- _Given task_: From the entries that follow, list every line in which the string "data" appears.

Records
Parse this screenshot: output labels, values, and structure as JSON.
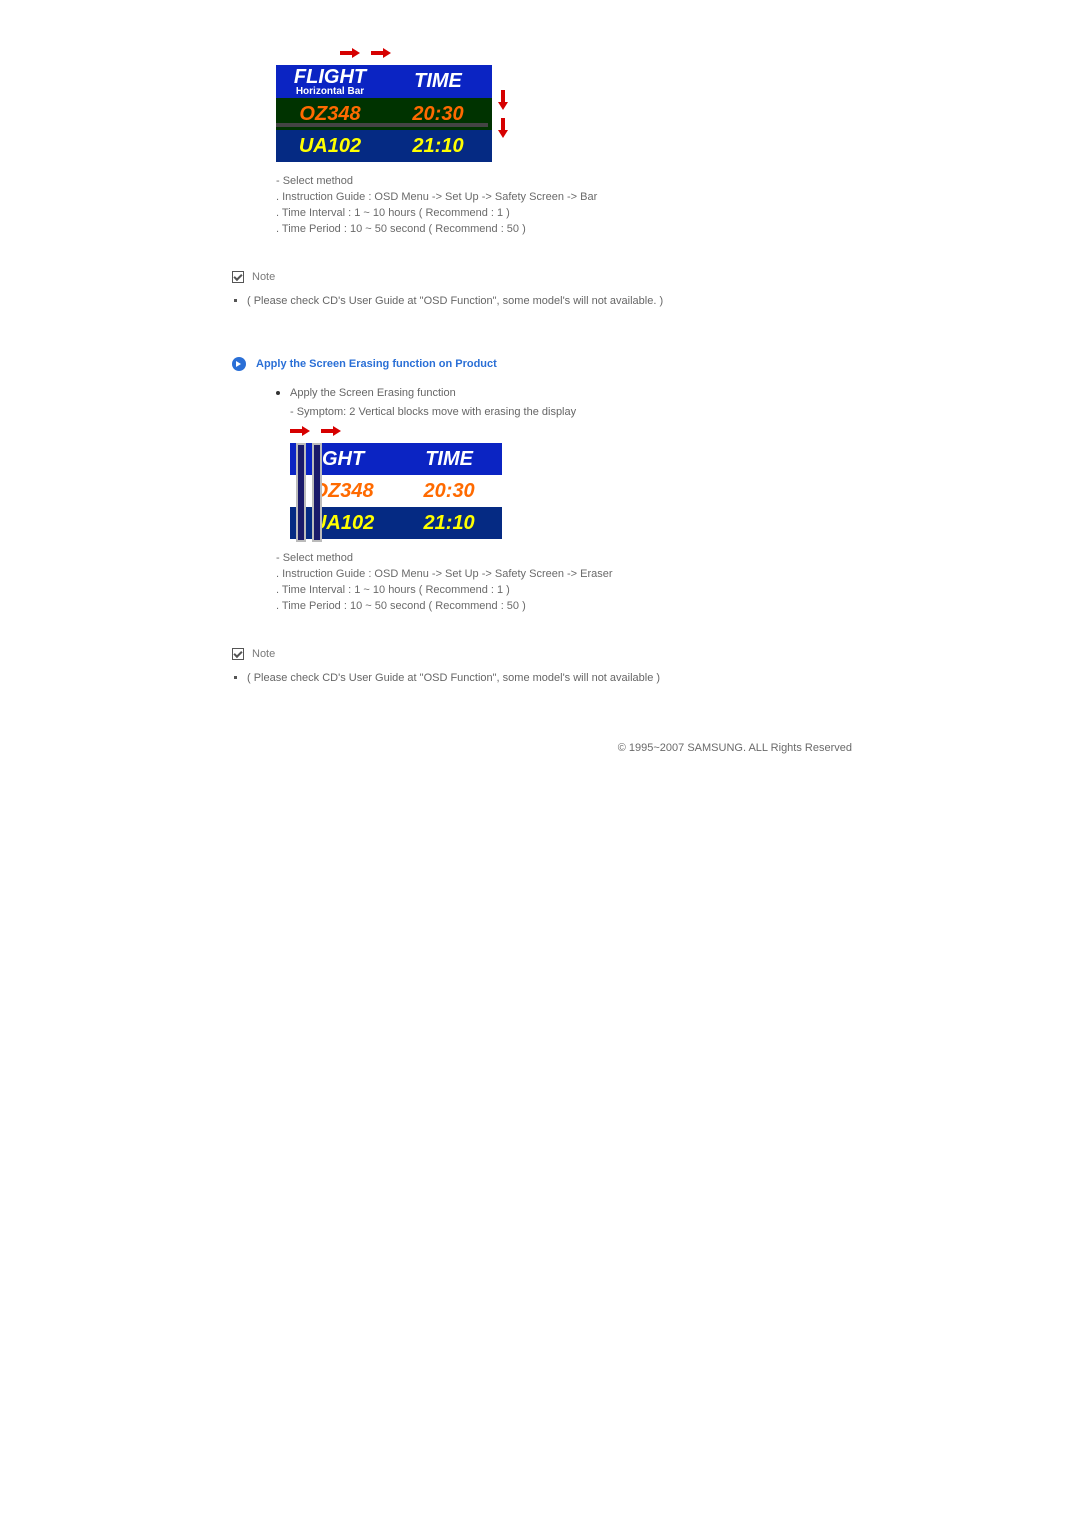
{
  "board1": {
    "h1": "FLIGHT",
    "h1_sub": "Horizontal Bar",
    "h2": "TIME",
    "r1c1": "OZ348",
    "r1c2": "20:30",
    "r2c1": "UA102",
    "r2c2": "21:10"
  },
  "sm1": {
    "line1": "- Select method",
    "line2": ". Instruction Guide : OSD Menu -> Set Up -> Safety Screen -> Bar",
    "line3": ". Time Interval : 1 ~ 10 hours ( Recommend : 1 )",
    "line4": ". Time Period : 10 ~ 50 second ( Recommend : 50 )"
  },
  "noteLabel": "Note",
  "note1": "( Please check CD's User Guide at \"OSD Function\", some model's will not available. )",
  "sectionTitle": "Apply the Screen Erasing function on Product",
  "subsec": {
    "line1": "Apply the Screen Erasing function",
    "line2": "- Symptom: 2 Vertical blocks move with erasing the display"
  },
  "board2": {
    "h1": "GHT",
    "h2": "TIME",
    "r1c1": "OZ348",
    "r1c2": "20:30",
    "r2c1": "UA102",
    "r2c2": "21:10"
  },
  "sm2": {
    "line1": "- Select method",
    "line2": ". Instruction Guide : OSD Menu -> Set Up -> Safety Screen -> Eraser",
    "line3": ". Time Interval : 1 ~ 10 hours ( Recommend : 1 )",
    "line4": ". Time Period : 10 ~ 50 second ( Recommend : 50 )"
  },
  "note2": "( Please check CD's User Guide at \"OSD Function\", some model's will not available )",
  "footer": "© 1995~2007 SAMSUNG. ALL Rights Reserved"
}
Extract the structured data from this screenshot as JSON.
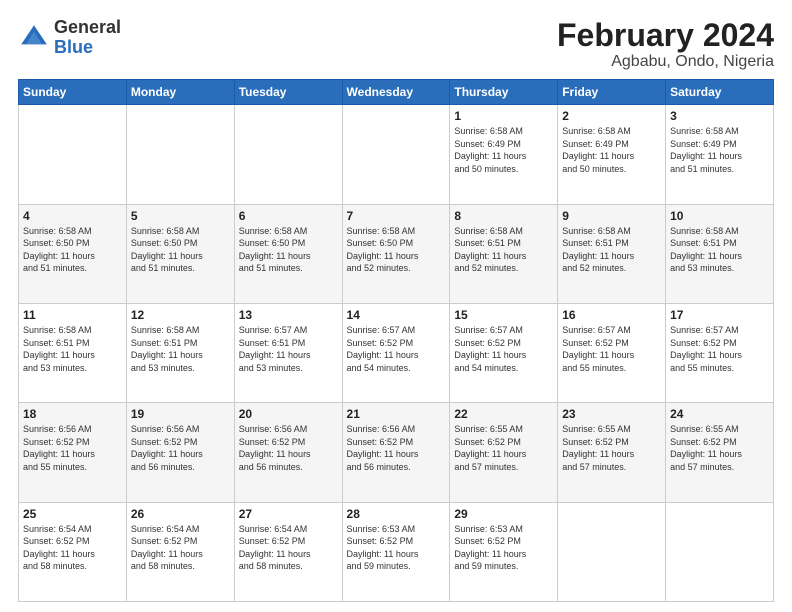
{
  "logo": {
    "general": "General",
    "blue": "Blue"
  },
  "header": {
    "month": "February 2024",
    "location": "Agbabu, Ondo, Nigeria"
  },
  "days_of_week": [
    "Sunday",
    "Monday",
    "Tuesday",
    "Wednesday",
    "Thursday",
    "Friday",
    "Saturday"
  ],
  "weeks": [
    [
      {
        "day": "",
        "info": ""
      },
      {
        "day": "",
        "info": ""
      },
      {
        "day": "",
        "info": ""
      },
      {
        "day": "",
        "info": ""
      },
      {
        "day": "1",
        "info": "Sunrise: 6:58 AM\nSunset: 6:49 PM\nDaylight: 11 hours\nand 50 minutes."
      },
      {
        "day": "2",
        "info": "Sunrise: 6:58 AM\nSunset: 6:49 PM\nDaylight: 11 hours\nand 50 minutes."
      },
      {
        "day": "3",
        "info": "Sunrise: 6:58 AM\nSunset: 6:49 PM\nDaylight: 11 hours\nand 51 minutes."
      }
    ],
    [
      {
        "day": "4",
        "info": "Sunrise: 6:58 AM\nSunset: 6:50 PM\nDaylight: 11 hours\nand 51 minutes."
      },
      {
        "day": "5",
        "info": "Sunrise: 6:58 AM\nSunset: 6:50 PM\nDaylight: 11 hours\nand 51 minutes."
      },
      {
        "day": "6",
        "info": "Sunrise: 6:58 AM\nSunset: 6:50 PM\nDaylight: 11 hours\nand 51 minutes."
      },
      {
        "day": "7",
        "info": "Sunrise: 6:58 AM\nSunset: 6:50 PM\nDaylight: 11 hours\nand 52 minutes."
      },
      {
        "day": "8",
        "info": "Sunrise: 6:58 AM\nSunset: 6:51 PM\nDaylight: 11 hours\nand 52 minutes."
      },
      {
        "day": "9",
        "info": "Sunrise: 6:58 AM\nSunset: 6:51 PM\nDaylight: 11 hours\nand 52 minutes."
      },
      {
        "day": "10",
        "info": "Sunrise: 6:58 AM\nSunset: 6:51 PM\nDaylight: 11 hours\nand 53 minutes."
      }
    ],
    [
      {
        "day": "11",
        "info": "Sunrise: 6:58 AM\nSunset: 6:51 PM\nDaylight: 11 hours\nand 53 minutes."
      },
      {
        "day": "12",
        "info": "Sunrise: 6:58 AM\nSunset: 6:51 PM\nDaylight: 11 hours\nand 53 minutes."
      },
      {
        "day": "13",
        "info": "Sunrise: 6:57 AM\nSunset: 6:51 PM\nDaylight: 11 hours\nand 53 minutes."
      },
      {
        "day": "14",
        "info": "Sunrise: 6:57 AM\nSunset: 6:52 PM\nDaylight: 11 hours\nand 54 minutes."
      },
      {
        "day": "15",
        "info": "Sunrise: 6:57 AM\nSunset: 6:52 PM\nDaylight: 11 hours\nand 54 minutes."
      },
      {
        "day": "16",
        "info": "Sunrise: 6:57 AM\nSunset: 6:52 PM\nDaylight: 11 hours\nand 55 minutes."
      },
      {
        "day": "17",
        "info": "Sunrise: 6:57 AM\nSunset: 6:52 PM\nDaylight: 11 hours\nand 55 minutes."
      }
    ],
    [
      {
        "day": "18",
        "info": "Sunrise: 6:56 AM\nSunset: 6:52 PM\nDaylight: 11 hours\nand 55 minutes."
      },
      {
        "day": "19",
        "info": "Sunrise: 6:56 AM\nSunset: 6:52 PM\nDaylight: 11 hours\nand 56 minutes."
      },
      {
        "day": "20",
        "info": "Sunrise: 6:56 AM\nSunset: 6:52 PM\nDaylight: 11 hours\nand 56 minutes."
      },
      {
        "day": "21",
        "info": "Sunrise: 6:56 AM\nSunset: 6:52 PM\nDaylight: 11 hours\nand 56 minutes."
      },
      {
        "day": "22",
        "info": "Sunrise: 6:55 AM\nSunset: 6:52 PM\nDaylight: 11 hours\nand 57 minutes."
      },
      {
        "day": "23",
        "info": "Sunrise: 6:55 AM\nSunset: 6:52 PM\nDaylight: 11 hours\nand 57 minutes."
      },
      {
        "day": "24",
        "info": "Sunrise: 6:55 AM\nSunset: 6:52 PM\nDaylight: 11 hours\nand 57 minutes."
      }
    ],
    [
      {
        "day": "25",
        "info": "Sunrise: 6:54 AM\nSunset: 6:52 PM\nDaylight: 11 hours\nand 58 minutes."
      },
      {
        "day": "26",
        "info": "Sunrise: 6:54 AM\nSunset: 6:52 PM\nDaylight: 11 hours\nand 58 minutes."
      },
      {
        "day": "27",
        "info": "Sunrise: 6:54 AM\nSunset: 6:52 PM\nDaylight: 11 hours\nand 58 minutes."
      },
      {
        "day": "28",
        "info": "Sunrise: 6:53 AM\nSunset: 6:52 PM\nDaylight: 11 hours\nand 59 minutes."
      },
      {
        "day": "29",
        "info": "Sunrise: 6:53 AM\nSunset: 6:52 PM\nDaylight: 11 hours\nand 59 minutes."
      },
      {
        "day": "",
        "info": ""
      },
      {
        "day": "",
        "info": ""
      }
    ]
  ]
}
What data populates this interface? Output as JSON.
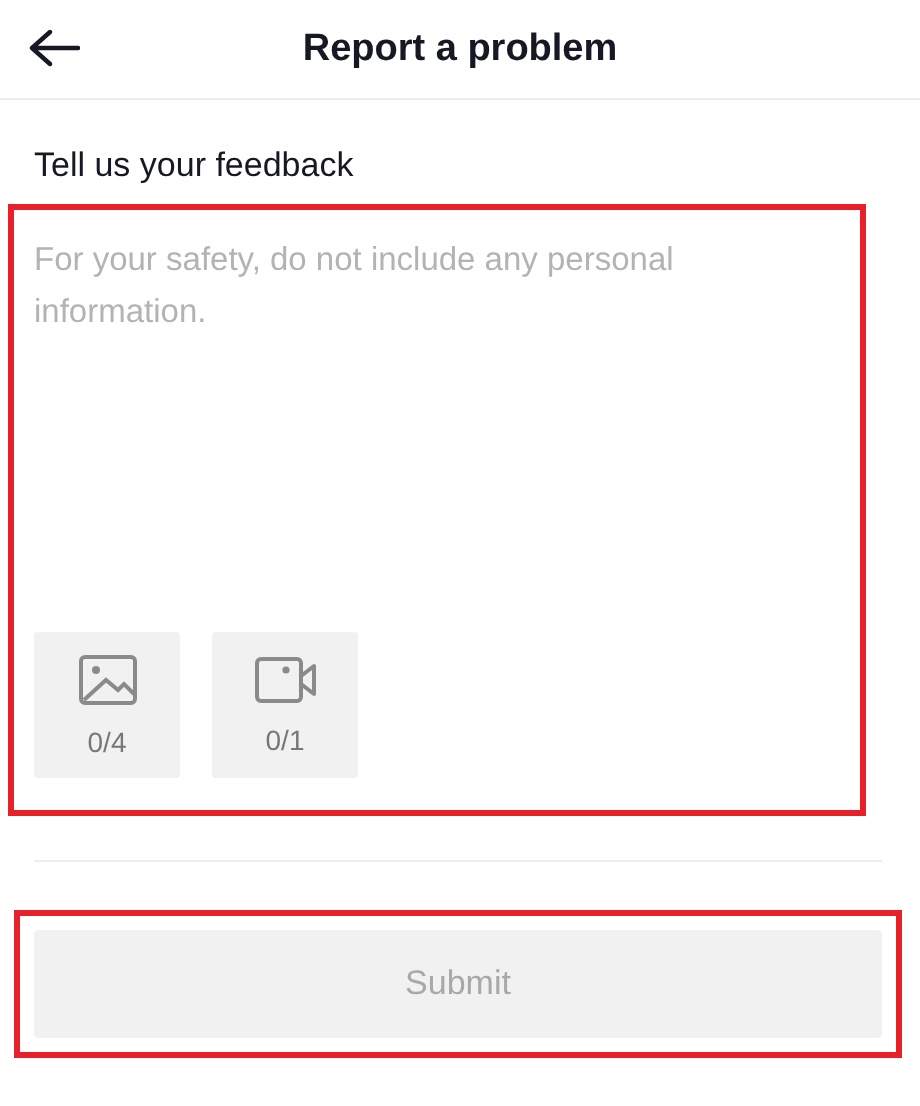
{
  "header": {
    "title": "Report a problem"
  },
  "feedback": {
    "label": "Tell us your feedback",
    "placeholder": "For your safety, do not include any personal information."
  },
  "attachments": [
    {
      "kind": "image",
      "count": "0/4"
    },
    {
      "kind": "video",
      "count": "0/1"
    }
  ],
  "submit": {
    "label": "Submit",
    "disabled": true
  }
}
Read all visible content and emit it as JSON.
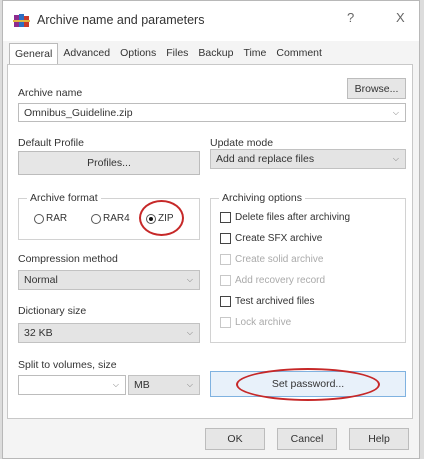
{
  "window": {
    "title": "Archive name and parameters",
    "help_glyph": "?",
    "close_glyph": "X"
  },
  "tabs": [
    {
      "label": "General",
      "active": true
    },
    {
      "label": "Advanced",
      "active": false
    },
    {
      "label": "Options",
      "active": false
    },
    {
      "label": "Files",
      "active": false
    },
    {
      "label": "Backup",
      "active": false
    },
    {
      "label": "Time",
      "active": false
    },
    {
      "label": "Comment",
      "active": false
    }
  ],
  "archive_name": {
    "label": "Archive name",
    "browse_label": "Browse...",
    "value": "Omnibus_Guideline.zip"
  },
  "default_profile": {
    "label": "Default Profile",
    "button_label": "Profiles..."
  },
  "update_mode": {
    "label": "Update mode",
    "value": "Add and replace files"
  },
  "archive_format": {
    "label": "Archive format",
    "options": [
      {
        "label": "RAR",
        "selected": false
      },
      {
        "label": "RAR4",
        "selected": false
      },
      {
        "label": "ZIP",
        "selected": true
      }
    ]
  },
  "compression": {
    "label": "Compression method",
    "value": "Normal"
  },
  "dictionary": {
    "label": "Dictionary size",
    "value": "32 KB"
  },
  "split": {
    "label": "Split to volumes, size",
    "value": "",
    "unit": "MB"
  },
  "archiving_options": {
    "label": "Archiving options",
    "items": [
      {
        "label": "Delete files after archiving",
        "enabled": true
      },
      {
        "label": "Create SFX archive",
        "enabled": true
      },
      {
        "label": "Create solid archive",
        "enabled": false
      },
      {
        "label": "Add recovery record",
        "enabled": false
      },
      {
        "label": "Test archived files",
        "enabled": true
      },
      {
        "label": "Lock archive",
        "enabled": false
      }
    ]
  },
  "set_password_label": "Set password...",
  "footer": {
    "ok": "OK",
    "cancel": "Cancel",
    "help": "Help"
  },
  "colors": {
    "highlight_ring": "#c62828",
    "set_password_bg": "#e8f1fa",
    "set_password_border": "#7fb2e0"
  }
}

- _Result_:
Extract the structured data from this screenshot as JSON.
What data populates this interface? Output as JSON.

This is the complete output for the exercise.